- WORK INSTRUCTIONS
Your task is to extract every entry that follows word for word while excluding the pictures.

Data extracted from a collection
»»

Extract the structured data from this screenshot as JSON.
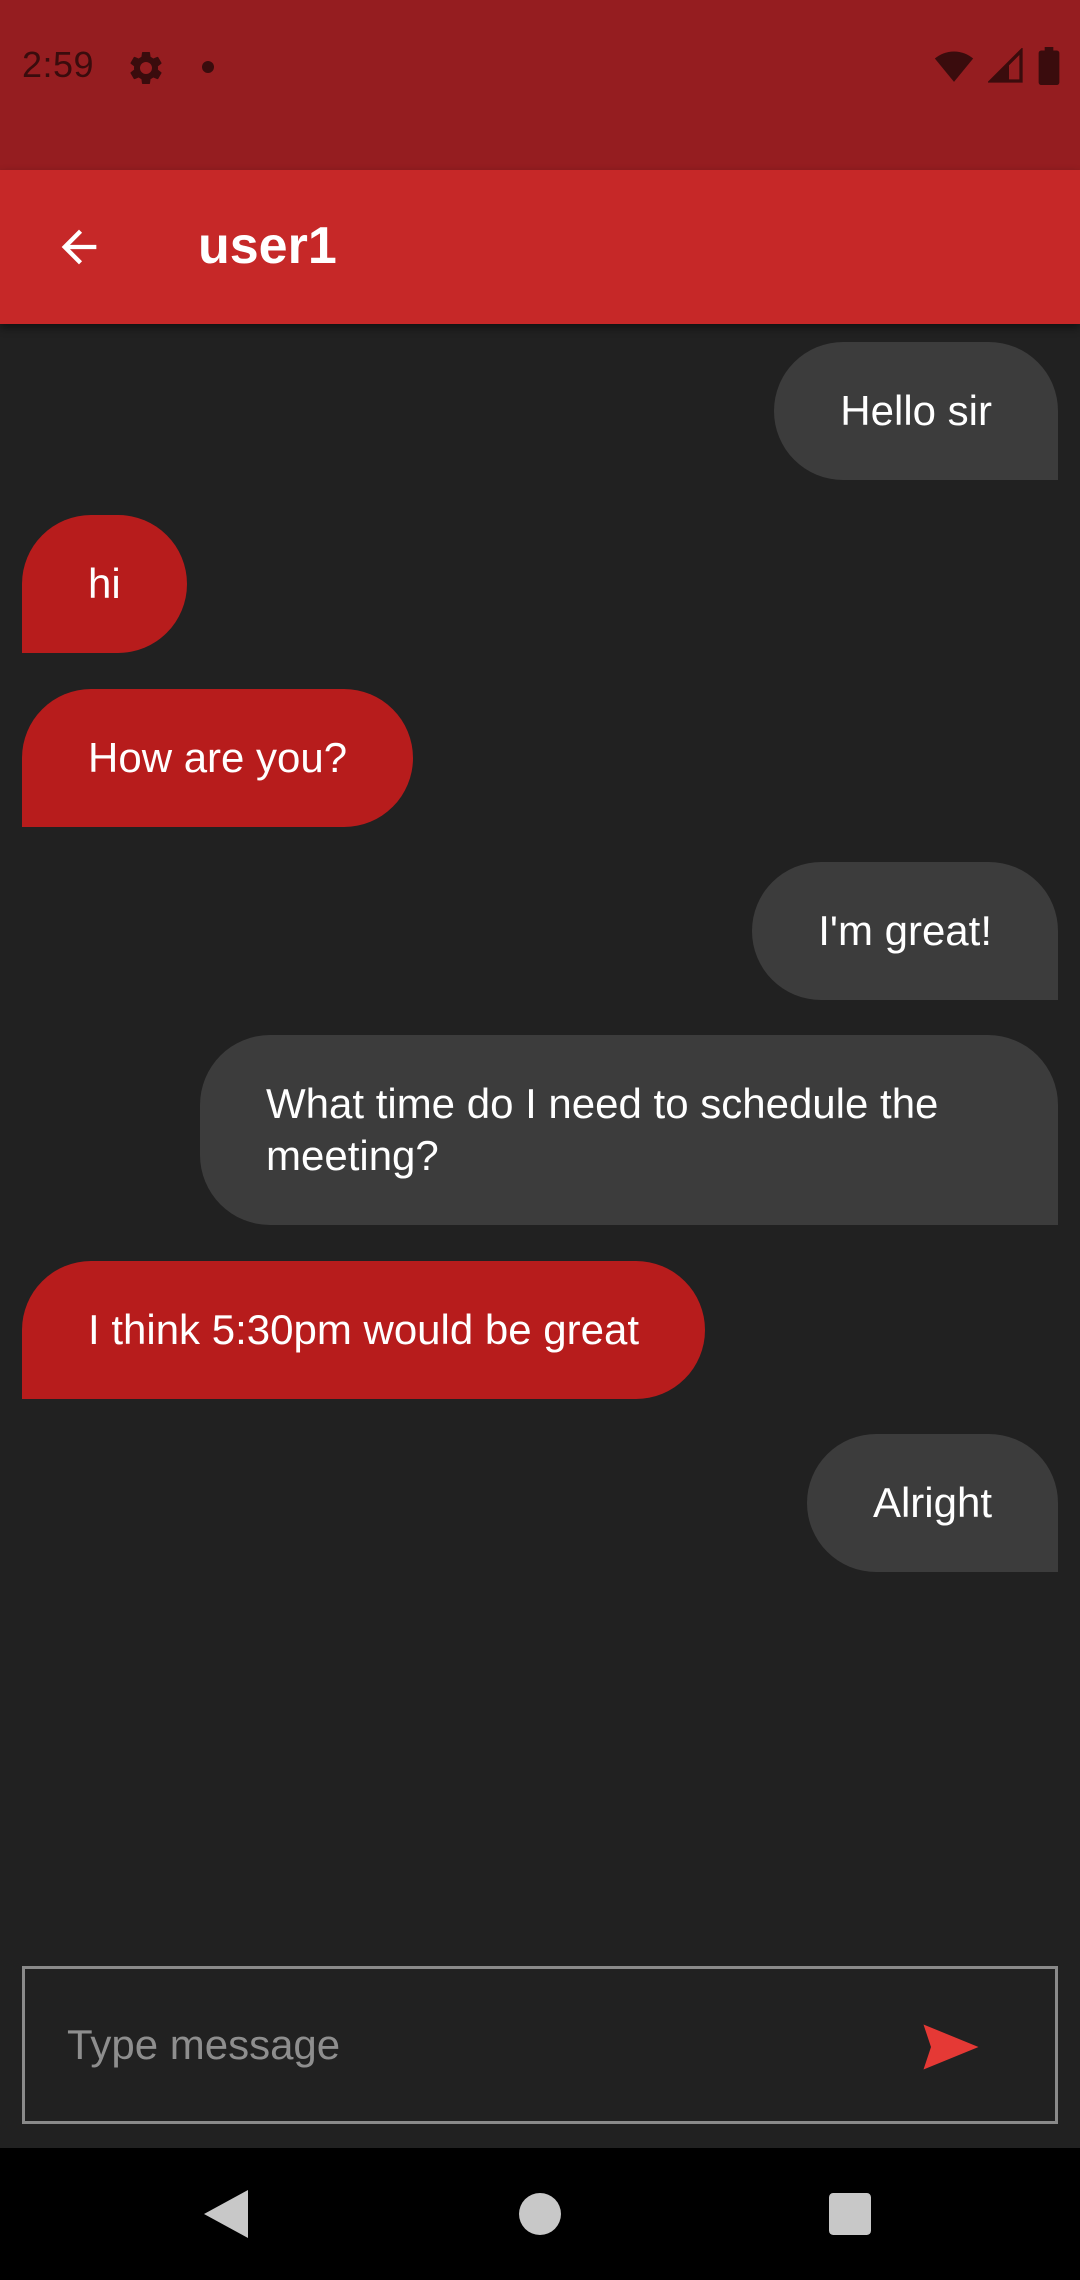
{
  "status_bar": {
    "time": "2:59",
    "icons": [
      "gear-icon",
      "dot-icon",
      "wifi-icon",
      "signal-icon",
      "battery-icon"
    ]
  },
  "app_bar": {
    "title": "user1",
    "back_icon": "arrow-left-icon"
  },
  "messages": [
    {
      "side": "sent",
      "text": "Hello sir"
    },
    {
      "side": "received",
      "text": "hi"
    },
    {
      "side": "received",
      "text": "How are you?"
    },
    {
      "side": "sent",
      "text": "I'm great!"
    },
    {
      "side": "sent",
      "text": "What time do I need to schedule the meeting?"
    },
    {
      "side": "received",
      "text": "I think 5:30pm would be great"
    },
    {
      "side": "sent",
      "text": "Alright"
    }
  ],
  "composer": {
    "placeholder": "Type message",
    "value": "",
    "send_icon": "send-icon"
  },
  "nav_bar": {
    "icons": [
      "back-triangle-icon",
      "home-circle-icon",
      "recents-square-icon"
    ]
  },
  "colors": {
    "status_bar": "#951d20",
    "app_bar": "#c62828",
    "background": "#212121",
    "sent_bubble": "#3c3c3c",
    "received_bubble": "#b71c1c",
    "send_icon": "#e53935"
  }
}
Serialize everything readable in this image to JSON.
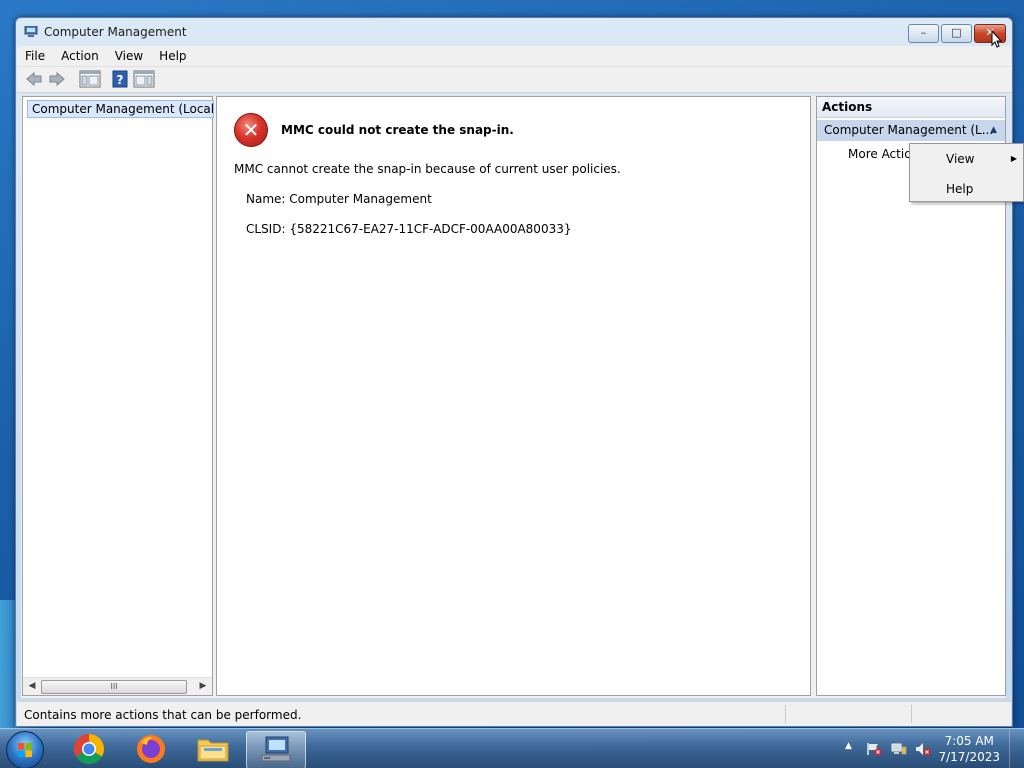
{
  "window": {
    "title": "Computer Management",
    "controls": {
      "minimize": "–",
      "maximize": "□",
      "close": "✕"
    }
  },
  "menubar": [
    "File",
    "Action",
    "View",
    "Help"
  ],
  "toolbar": {
    "icons": [
      "back-arrow-icon",
      "forward-arrow-icon",
      "show-hide-console-tree-icon",
      "help-icon",
      "show-hide-action-pane-icon"
    ]
  },
  "tree": {
    "root_label": "Computer Management (Local"
  },
  "scrollbar": {
    "thumb_grip": "III",
    "left_arrow": "◀",
    "right_arrow": "▶"
  },
  "error": {
    "title": "MMC could not create the snap-in.",
    "message": "MMC cannot create the snap-in because of current user policies.",
    "name_line": "Name: Computer Management",
    "clsid_line": "CLSID: {58221C67-EA27-11CF-ADCF-00AA00A80033}"
  },
  "actions": {
    "header": "Actions",
    "group": "Computer Management (L...",
    "more": "More Actions"
  },
  "context_menu": {
    "items": [
      {
        "label": "View",
        "has_submenu": true
      },
      {
        "label": "Help",
        "has_submenu": false
      }
    ],
    "submenu_arrow": "▶"
  },
  "statusbar": {
    "text": "Contains more actions that can be performed."
  },
  "taskbar": {
    "apps": [
      "chrome",
      "firefox",
      "file-explorer",
      "computer-management"
    ],
    "active_app": "computer-management",
    "tray_overflow": "▲",
    "clock": {
      "time": "7:05 AM",
      "date": "7/17/2023"
    }
  },
  "colors": {
    "desktop": "#1b5fa8",
    "error_red": "#d8332a",
    "selection": "#c6d7ed"
  }
}
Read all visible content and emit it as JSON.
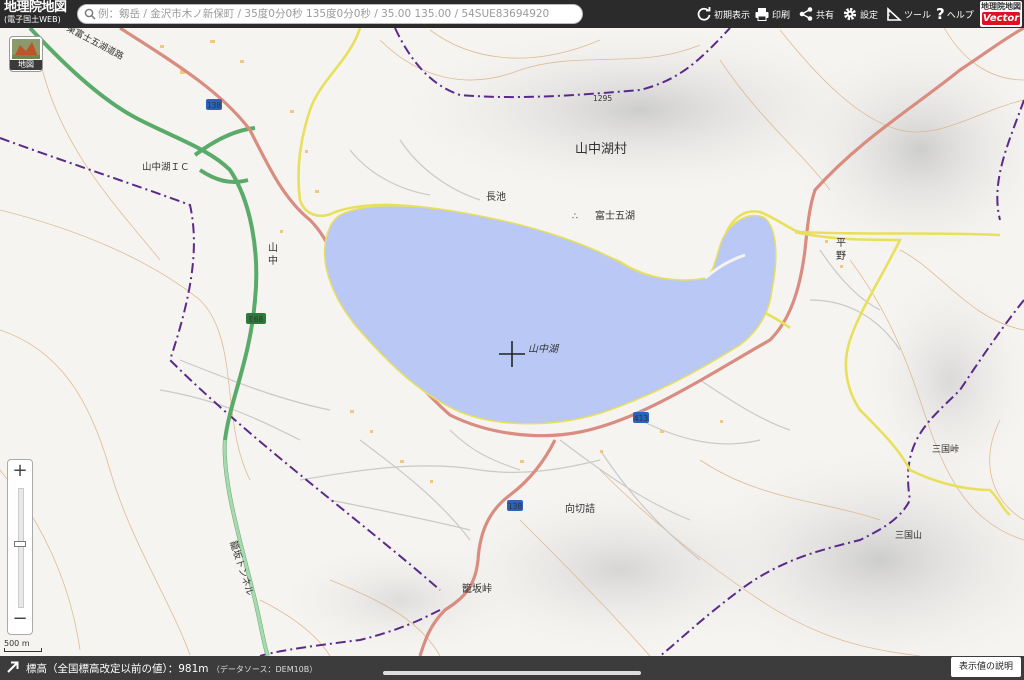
{
  "header": {
    "app_title": "地理院地図",
    "app_subtitle": "(電子国土WEB)",
    "search_placeholder": "例：剱岳 / 金沢市木ノ新保町 / 35度0分0秒 135度0分0秒 / 35.00 135.00 / 54SUE83694920",
    "tools": [
      {
        "label": "初期表示",
        "icon": "refresh-icon"
      },
      {
        "label": "印刷",
        "icon": "printer-icon"
      },
      {
        "label": "共有",
        "icon": "share-icon"
      },
      {
        "label": "設定",
        "icon": "gear-icon"
      },
      {
        "label": "ツール",
        "icon": "ruler-icon"
      },
      {
        "label": "ヘルプ",
        "icon": "question-icon"
      }
    ],
    "vector_badge_top": "地理院地図",
    "vector_badge_bottom": "Vector"
  },
  "layer_button": {
    "label": "地図"
  },
  "zoom": {
    "plus": "+",
    "minus": "−",
    "level_fraction": 0.47
  },
  "scale": {
    "label": "500 m"
  },
  "map": {
    "labels": {
      "village": "山中湖村",
      "lake": "山中湖",
      "nagaike": "長池",
      "fuji_five_lakes": "富士五湖",
      "hirano_1": "平",
      "hirano_2": "野",
      "yamanaka_1": "山",
      "yamanaka_2": "中",
      "ic": "山中湖ＩＣ",
      "kagosaka_tunnel": "籠坂トンネル",
      "kagosaka_pass": "籠坂峠",
      "mukaikirizume": "向切詰",
      "mikuni_pass": "三国峠",
      "mikuniyama": "三国山",
      "higashifuji": "東富士五湖道路",
      "elev_1295": "1295"
    },
    "route_shields": [
      "138",
      "413",
      "138"
    ],
    "expressway_shield": "E68"
  },
  "status": {
    "elevation_label": "標高（全国標高改定以前の値）：",
    "elevation_value": "981m",
    "data_source": "（データソース：DEM10B）",
    "explain_button": "表示値の説明"
  },
  "colors": {
    "lake": "#b9c8f4",
    "national_road": "#d98c80",
    "prefectural_road": "#e6e055",
    "expressway": "#5aab6a",
    "boundary": "#5a2a8a",
    "contour": "#d8a878"
  }
}
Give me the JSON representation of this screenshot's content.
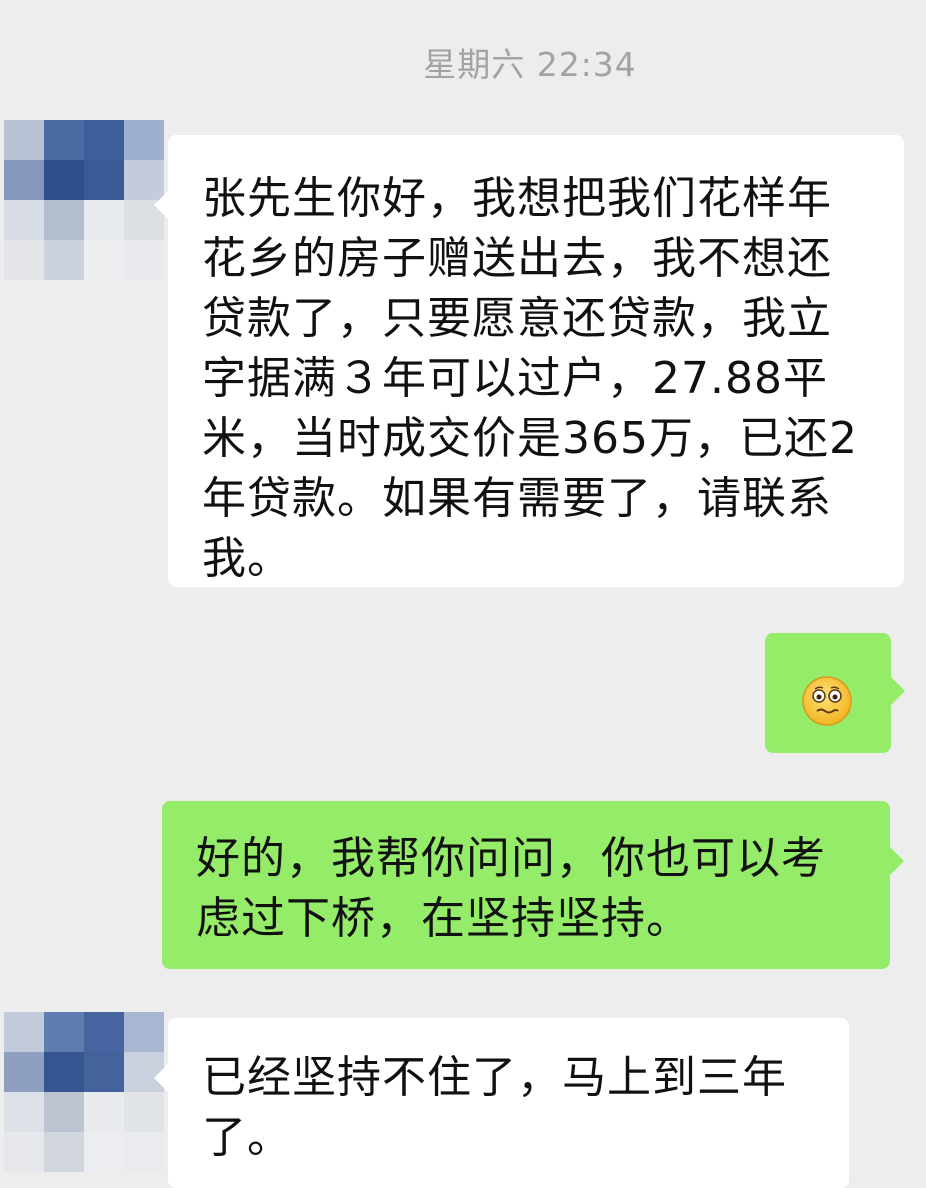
{
  "chat": {
    "timestamp": "星期六 22:34",
    "messages": [
      {
        "side": "left",
        "text": "张先生你好，我想把我们花样年花乡的房子赠送出去，我不想还贷款了，只要愿意还贷款，我立字据满３年可以过户，27.88平米，当时成交价是365万，已还2年贷款。如果有需要了，请联系我。"
      },
      {
        "side": "right",
        "emoji": "grimacing-smiley-emoji"
      },
      {
        "side": "right",
        "text": "好的，我帮你问问，你也可以考虑过下桥，在坚持坚持。"
      },
      {
        "side": "left",
        "text": "已经坚持不住了，马上到三年了。"
      }
    ]
  },
  "colors": {
    "background": "#ededed",
    "incoming_bubble": "#ffffff",
    "outgoing_bubble": "#95ec69",
    "timestamp_text": "#a3a3a3"
  }
}
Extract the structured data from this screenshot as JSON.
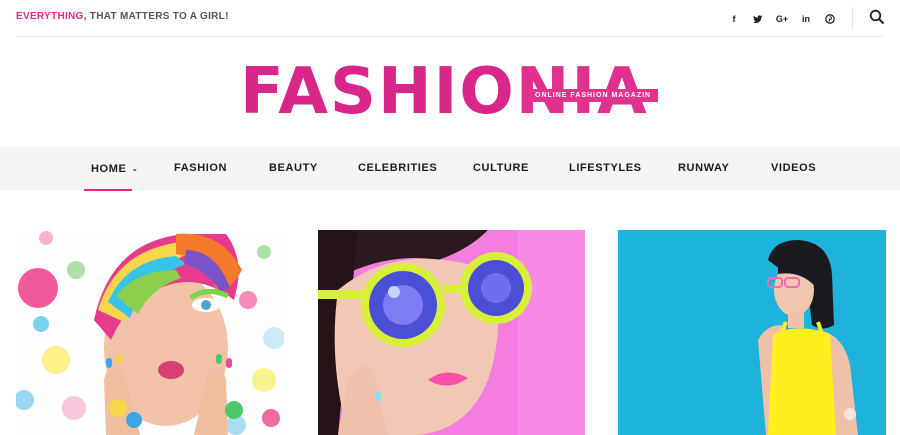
{
  "topbar": {
    "tagline_accent": "EVERYTHING",
    "tagline_rest": ", THAT MATTERS TO A GIRL!",
    "social": [
      {
        "icon": "facebook-icon",
        "glyph": "f"
      },
      {
        "icon": "twitter-icon",
        "glyph": "t"
      },
      {
        "icon": "google-plus-icon",
        "glyph": "G+"
      },
      {
        "icon": "linkedin-icon",
        "glyph": "in"
      },
      {
        "icon": "pinterest-icon",
        "glyph": "p"
      }
    ],
    "search_icon": "search-icon"
  },
  "logo": {
    "main": "FASHIO",
    "tail": "NIA",
    "badge": "ONLINE FASHION MAGAZIN"
  },
  "nav": {
    "items": [
      {
        "label": "HOME",
        "active": true,
        "has_dropdown": true
      },
      {
        "label": "FASHION"
      },
      {
        "label": "BEAUTY"
      },
      {
        "label": "CELEBRITIES"
      },
      {
        "label": "CULTURE"
      },
      {
        "label": "LIFESTYLES"
      },
      {
        "label": "RUNWAY"
      },
      {
        "label": "VIDEOS"
      }
    ]
  },
  "cards": [
    {
      "image": "rainbow-hair-woman-photo",
      "bg": "#ffffff"
    },
    {
      "image": "yellow-sunglasses-woman-photo",
      "bg": "#f47ee0"
    },
    {
      "image": "yellow-top-woman-photo",
      "bg": "#1eb3dc"
    }
  ],
  "colors": {
    "accent": "#e4287c",
    "nav_bg": "#f5f5f5"
  }
}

««

- RESULT
Extract the structured data from this screenshot as JSON.
{
  "status_bar": {
    "time": "2:59",
    "icons": [
      "gear-icon",
      "dot-icon",
      "wifi-icon",
      "signal-icon",
      "battery-icon"
    ]
  },
  "app_bar": {
    "title": "user1",
    "back_icon": "arrow-left-icon"
  },
  "messages": [
    {
      "side": "sent",
      "text": "Hello sir"
    },
    {
      "side": "received",
      "text": "hi"
    },
    {
      "side": "received",
      "text": "How are you?"
    },
    {
      "side": "sent",
      "text": "I'm great!"
    },
    {
      "side": "sent",
      "text": "What time do I need to schedule the meeting?"
    },
    {
      "side": "received",
      "text": "I think 5:30pm would be great"
    },
    {
      "side": "sent",
      "text": "Alright"
    }
  ],
  "composer": {
    "placeholder": "Type message",
    "value": "",
    "send_icon": "send-icon"
  },
  "nav_bar": {
    "icons": [
      "back-triangle-icon",
      "home-circle-icon",
      "recents-square-icon"
    ]
  },
  "colors": {
    "status_bar": "#951d20",
    "app_bar": "#c62828",
    "background": "#212121",
    "sent_bubble": "#3c3c3c",
    "received_bubble": "#b71c1c",
    "send_icon": "#e53935"
  }
}
Serialize everything readable in this image to JSON.
{
  "window": {
    "title": "Computer Management",
    "controls": {
      "minimize": "–",
      "maximize": "□",
      "close": "✕"
    }
  },
  "menubar": [
    "File",
    "Action",
    "View",
    "Help"
  ],
  "toolbar": {
    "icons": [
      "back-arrow-icon",
      "forward-arrow-icon",
      "show-hide-console-tree-icon",
      "help-icon",
      "show-hide-action-pane-icon"
    ]
  },
  "tree": {
    "root_label": "Computer Management (Local"
  },
  "scrollbar": {
    "thumb_grip": "III",
    "left_arrow": "◀",
    "right_arrow": "▶"
  },
  "error": {
    "title": "MMC could not create the snap-in.",
    "message": "MMC cannot create the snap-in because of current user policies.",
    "name_line": "Name: Computer Management",
    "clsid_line": "CLSID: {58221C67-EA27-11CF-ADCF-00AA00A80033}"
  },
  "actions": {
    "header": "Actions",
    "group": "Computer Management (L...",
    "more": "More Actions"
  },
  "context_menu": {
    "items": [
      {
        "label": "View",
        "has_submenu": true
      },
      {
        "label": "Help",
        "has_submenu": false
      }
    ],
    "submenu_arrow": "▶"
  },
  "statusbar": {
    "text": "Contains more actions that can be performed."
  },
  "taskbar": {
    "apps": [
      "chrome",
      "firefox",
      "file-explorer",
      "computer-management"
    ],
    "active_app": "computer-management",
    "tray_overflow": "▲",
    "clock": {
      "time": "7:05 AM",
      "date": "7/17/2023"
    }
  },
  "colors": {
    "desktop": "#1b5fa8",
    "error_red": "#d8332a",
    "selection": "#c6d7ed"
  }
}
Read all visible content and emit it as JSON.
{
  "header": {
    "app_title": "地理院地図",
    "app_subtitle": "(電子国土WEB)",
    "search_placeholder": "例：剱岳 / 金沢市木ノ新保町 / 35度0分0秒 135度0分0秒 / 35.00 135.00 / 54SUE83694920",
    "tools": [
      {
        "label": "初期表示",
        "icon": "refresh-icon"
      },
      {
        "label": "印刷",
        "icon": "printer-icon"
      },
      {
        "label": "共有",
        "icon": "share-icon"
      },
      {
        "label": "設定",
        "icon": "gear-icon"
      },
      {
        "label": "ツール",
        "icon": "ruler-icon"
      },
      {
        "label": "ヘルプ",
        "icon": "question-icon"
      }
    ],
    "vector_badge_top": "地理院地図",
    "vector_badge_bottom": "Vector"
  },
  "layer_button": {
    "label": "地図"
  },
  "zoom": {
    "plus": "+",
    "minus": "−",
    "level_fraction": 0.47
  },
  "scale": {
    "label": "500 m"
  },
  "map": {
    "labels": {
      "village": "山中湖村",
      "lake": "山中湖",
      "nagaike": "長池",
      "fuji_five_lakes": "富士五湖",
      "hirano_1": "平",
      "hirano_2": "野",
      "yamanaka_1": "山",
      "yamanaka_2": "中",
      "ic": "山中湖ＩＣ",
      "kagosaka_tunnel": "籠坂トンネル",
      "kagosaka_pass": "籠坂峠",
      "mukaikirizume": "向切詰",
      "mikuni_pass": "三国峠",
      "mikuniyama": "三国山",
      "higashifuji": "東富士五湖道路",
      "elev_1295": "1295"
    },
    "route_shields": [
      "138",
      "413",
      "138"
    ],
    "expressway_shield": "E68"
  },
  "status": {
    "elevation_label": "標高（全国標高改定以前の値）：",
    "elevation_value": "981m",
    "data_source": "（データソース：DEM10B）",
    "explain_button": "表示値の説明"
  },
  "colors": {
    "lake": "#b9c8f4",
    "national_road": "#d98c80",
    "prefectural_road": "#e6e055",
    "expressway": "#5aab6a",
    "boundary": "#5a2a8a",
    "contour": "#d8a878"
  }
}
Give me the JSON representation of this screenshot's content.
{
  "chat": {
    "timestamp": "星期六 22:34",
    "messages": [
      {
        "side": "left",
        "text": "张先生你好，我想把我们花样年花乡的房子赠送出去，我不想还贷款了，只要愿意还贷款，我立字据满３年可以过户，27.88平米，当时成交价是365万，已还2年贷款。如果有需要了，请联系我。"
      },
      {
        "side": "right",
        "emoji": "grimacing-smiley-emoji"
      },
      {
        "side": "right",
        "text": "好的，我帮你问问，你也可以考虑过下桥，在坚持坚持。"
      },
      {
        "side": "left",
        "text": "已经坚持不住了，马上到三年了。"
      }
    ]
  },
  "colors": {
    "background": "#ededed",
    "incoming_bubble": "#ffffff",
    "outgoing_bubble": "#95ec69",
    "timestamp_text": "#a3a3a3"
  }
}
Extract the structured data from this screenshot as JSON.
{
  "topbar": {
    "tagline_accent": "EVERYTHING",
    "tagline_rest": ", THAT MATTERS TO A GIRL!",
    "social": [
      {
        "icon": "facebook-icon",
        "glyph": "f"
      },
      {
        "icon": "twitter-icon",
        "glyph": "t"
      },
      {
        "icon": "google-plus-icon",
        "glyph": "G+"
      },
      {
        "icon": "linkedin-icon",
        "glyph": "in"
      },
      {
        "icon": "pinterest-icon",
        "glyph": "p"
      }
    ],
    "search_icon": "search-icon"
  },
  "logo": {
    "main": "FASHIO",
    "tail": "NIA",
    "badge": "ONLINE FASHION MAGAZIN"
  },
  "nav": {
    "items": [
      {
        "label": "HOME",
        "active": true,
        "has_dropdown": true
      },
      {
        "label": "FASHION"
      },
      {
        "label": "BEAUTY"
      },
      {
        "label": "CELEBRITIES"
      },
      {
        "label": "CULTURE"
      },
      {
        "label": "LIFESTYLES"
      },
      {
        "label": "RUNWAY"
      },
      {
        "label": "VIDEOS"
      }
    ]
  },
  "cards": [
    {
      "image": "rainbow-hair-woman-photo",
      "bg": "#ffffff"
    },
    {
      "image": "yellow-sunglasses-woman-photo",
      "bg": "#f47ee0"
    },
    {
      "image": "yellow-top-woman-photo",
      "bg": "#1eb3dc"
    }
  ],
  "colors": {
    "accent": "#e4287c",
    "nav_bg": "#f5f5f5"
  }
}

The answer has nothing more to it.